• [REQUIREMENT A]: In the passage on the Standard Corpus, substitute "mimeograph masters" for "stencils" and give the part that begins with the words "After collation for" and stops after "been retained here.".
═══ EXCERPT
The Standard Corpus

Gerald Ferguson

60 page reproduction of Gerald Ferguson's "The Standard Corpus of Present Day English Language Usage arranged by word length and alphabetized within word length." Description of the book by Gerald Ferguson below:

The idea for a dictionary arranged by word length grew out of a series of pages of single letters of the alphabet that I typed as graphics in 1968, and which represented efforts to extend ideas, then current, relating to modular composition, objectively determined forms and the material status of printed letters.

The composing of such a work by hand was much too impractical and I therefore investigated computer sources and came upon the Brown University Million Word Corpus. This Corpus consists of 1,014,232 words or tokens, obtained by taking

five hundred, 2,000 word samples in each of the 15 subject categories listed below (the number to the right of the category indicates the number of 2,000 word samples in that area of written language):

Press: Reportage 44

Press: Editorial 27

Press: Reviews 17

Religion: 17

Skills and Hobbies: 36

Popular Lore: 48

Belles Lettres, Biography, etc.: 75

Miscellaneous: 30

Learned and Scientific Writing: 80

Fiction: General 29

Fiction: Mystery and Detective 24

Fiction: Science 6

Fiction: Romance and Love Story 29

Humor: 9

After collation for coincidence of appearance, the material obtained was limited to lengths 1 through 20 and those few types with computational symbols were edited out, leaving just under 50,000 words. I typed the entire work on stencils and finally ran off a bound first edition of 300 copies in the summer of 1970, using as a title "The Standard Corpus of present Day English Language Usage, arranged by word length and alphabetized within word length". "The Standard Corpus of Present Day English Language Usage" was Brown University's study title. I added "arranged by word length and alphabetized within word length". In the original edition various human and machine-generated inaccuracies were welcomed, as were structural variations resulting from the self-imposed rule not to violate the right hand side margin of each page. The same structural principle has been retained here.

Once completed, the Corpus became a source for other works. Among those was "Equivalents", 1971 (inside front cover) and the choral reading for 26 voices (1972), with the Corpus serving as a score. Included on the inside back cover of this second edition is a photograph of the reading performed at The Art Gallery of Ontario in November, 1977.

-Gerald Ferguson, 1978
══════
═══ MATERIAL FOR THIS EXERCISE
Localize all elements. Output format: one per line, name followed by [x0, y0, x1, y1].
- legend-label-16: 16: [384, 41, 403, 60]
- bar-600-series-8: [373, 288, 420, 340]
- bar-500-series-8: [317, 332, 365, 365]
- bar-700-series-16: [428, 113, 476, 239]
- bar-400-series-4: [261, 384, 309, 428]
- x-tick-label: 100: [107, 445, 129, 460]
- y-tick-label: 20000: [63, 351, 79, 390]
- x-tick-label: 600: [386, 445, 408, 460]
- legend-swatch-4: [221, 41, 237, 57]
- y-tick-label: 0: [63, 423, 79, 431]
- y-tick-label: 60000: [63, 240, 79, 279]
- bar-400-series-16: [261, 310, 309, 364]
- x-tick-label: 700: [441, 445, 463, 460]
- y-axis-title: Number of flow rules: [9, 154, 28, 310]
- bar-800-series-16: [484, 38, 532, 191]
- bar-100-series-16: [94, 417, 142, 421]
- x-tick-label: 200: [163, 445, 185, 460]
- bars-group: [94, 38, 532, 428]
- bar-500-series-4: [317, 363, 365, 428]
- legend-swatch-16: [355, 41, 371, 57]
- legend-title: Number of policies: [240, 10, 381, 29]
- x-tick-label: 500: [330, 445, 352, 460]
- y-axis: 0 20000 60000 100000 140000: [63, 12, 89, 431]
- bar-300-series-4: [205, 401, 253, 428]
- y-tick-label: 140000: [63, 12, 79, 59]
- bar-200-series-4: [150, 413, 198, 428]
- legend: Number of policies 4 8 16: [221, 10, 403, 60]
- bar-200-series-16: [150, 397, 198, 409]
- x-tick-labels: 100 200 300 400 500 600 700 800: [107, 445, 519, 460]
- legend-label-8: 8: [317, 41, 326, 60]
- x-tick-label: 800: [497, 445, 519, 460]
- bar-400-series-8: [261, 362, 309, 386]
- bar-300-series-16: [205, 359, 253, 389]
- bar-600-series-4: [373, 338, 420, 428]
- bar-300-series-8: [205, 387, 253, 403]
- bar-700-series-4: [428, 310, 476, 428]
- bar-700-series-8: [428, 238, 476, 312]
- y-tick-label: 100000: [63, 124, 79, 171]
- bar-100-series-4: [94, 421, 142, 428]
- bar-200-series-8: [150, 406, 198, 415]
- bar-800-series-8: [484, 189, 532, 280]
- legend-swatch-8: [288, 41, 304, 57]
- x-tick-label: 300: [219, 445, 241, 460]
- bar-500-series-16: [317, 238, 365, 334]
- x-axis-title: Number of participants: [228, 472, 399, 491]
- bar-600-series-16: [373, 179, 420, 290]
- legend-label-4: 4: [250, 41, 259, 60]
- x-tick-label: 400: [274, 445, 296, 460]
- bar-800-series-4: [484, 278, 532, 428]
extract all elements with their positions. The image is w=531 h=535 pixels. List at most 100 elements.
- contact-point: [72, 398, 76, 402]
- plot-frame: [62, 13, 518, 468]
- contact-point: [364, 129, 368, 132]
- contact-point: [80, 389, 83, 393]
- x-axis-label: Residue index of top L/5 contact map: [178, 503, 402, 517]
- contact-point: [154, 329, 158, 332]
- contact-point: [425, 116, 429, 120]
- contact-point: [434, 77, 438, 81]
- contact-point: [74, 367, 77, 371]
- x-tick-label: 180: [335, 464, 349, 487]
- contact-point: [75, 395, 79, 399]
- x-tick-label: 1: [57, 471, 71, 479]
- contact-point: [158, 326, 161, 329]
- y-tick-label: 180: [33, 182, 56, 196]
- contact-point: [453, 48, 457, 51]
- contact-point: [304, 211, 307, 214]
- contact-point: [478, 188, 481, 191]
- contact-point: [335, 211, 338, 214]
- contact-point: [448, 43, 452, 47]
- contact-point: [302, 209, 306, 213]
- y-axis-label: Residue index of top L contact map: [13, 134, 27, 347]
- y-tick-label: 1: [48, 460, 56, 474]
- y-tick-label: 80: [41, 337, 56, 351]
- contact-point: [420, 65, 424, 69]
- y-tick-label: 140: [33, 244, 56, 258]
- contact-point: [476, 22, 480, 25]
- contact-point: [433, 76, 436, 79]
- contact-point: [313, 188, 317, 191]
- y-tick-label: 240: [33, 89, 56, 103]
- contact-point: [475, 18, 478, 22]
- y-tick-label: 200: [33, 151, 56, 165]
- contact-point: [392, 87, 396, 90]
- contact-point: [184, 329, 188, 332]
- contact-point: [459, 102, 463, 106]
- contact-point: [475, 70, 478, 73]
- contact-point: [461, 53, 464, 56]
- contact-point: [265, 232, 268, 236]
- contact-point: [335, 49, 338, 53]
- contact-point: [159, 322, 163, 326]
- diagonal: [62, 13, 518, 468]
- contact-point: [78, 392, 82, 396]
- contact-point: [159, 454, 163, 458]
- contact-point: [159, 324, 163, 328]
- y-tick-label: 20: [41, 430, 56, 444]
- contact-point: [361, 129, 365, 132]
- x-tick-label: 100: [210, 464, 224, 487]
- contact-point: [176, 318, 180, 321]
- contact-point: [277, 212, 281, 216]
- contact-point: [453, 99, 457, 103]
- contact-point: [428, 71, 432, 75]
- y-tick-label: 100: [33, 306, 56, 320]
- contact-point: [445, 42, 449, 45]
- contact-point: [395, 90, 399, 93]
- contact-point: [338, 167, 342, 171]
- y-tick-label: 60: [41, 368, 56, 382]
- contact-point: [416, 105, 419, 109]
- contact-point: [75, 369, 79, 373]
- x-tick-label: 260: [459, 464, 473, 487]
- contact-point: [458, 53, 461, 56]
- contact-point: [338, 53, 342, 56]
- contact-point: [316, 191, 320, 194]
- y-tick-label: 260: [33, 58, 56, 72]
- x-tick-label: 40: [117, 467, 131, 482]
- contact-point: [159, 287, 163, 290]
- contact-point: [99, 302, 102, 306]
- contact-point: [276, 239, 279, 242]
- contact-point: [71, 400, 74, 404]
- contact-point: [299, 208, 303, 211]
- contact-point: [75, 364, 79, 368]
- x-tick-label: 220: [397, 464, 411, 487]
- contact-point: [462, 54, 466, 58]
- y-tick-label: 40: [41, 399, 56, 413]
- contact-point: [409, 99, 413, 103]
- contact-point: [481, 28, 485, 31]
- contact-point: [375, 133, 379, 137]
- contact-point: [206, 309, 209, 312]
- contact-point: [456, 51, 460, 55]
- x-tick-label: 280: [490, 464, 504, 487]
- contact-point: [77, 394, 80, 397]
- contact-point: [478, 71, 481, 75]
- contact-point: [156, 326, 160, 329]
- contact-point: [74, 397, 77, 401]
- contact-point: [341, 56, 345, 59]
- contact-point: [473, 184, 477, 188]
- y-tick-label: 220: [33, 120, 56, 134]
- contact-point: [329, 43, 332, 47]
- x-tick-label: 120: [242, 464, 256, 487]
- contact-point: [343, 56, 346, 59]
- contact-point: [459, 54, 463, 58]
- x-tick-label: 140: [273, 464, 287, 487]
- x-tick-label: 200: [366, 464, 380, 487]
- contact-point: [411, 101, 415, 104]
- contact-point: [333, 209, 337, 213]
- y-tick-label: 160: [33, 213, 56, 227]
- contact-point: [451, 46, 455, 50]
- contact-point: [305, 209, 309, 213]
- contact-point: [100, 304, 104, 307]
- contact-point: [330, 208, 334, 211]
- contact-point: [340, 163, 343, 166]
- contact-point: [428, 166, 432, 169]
══════
• [REQUIREMENT B]: Print the records word for word, starting at their first line and stopping after the line that contains "- bar-700-series-8: [428, 238, 476, 312]".

• [OUTPUT A]:
After collation for coincidence of appearance, the material obtained was limited to lengths 1 through 20 and those few types with computational symbols were edited out, leaving just under 50,000 words. I typed the entire work on mimeograph masters and finally ran off a bound first edition of 300 copies in the summer of 1970, using as a title "The Standard Corpus of present Day English Language Usage, arranged by word length and alphabetized within word length". "The Standard Corpus of Present Day English Language Usage" was Brown University's study title. I added "arranged by word length and alphabetized within word length". In the original edition various human and machine-generated inaccuracies were welcomed, as were structural variations resulting from the self-imposed rule not to violate the right hand side margin of each page. The same structural principle has been retained here.

• [OUTPUT B]:
Localize all elements. Output format: one per line, name followed by [x0, y0, x1, y1].
- legend-label-16: 16: [384, 41, 403, 60]
- bar-600-series-8: [373, 288, 420, 340]
- bar-500-series-8: [317, 332, 365, 365]
- bar-700-series-16: [428, 113, 476, 239]
- bar-400-series-4: [261, 384, 309, 428]
- x-tick-label: 100: [107, 445, 129, 460]
- y-tick-label: 20000: [63, 351, 79, 390]
- x-tick-label: 600: [386, 445, 408, 460]
- legend-swatch-4: [221, 41, 237, 57]
- y-tick-label: 0: [63, 423, 79, 431]
- y-tick-label: 60000: [63, 240, 79, 279]
- bar-400-series-16: [261, 310, 309, 364]
- x-tick-label: 700: [441, 445, 463, 460]
- y-axis-title: Number of flow rules: [9, 154, 28, 310]
- bar-800-series-16: [484, 38, 532, 191]
- bar-100-series-16: [94, 417, 142, 421]
- x-tick-label: 200: [163, 445, 185, 460]
- bars-group: [94, 38, 532, 428]
- bar-500-series-4: [317, 363, 365, 428]
- legend-swatch-16: [355, 41, 371, 57]
- legend-title: Number of policies: [240, 10, 381, 29]
- x-tick-label: 500: [330, 445, 352, 460]
- y-axis: 0 20000 60000 100000 140000: [63, 12, 89, 431]
- bar-300-series-4: [205, 401, 253, 428]
- y-tick-label: 140000: [63, 12, 79, 59]
- bar-200-series-4: [150, 413, 198, 428]
- legend: Number of policies 4 8 16: [221, 10, 403, 60]
- bar-200-series-16: [150, 397, 198, 409]
- x-tick-labels: 100 200 300 400 500 600 700 800: [107, 445, 519, 460]
- legend-label-8: 8: [317, 41, 326, 60]
- x-tick-label: 800: [497, 445, 519, 460]
- bar-400-series-8: [261, 362, 309, 386]
- bar-300-series-16: [205, 359, 253, 389]
- bar-600-series-4: [373, 338, 420, 428]
- bar-300-series-8: [205, 387, 253, 403]
- bar-700-series-4: [428, 310, 476, 428]
- bar-700-series-8: [428, 238, 476, 312]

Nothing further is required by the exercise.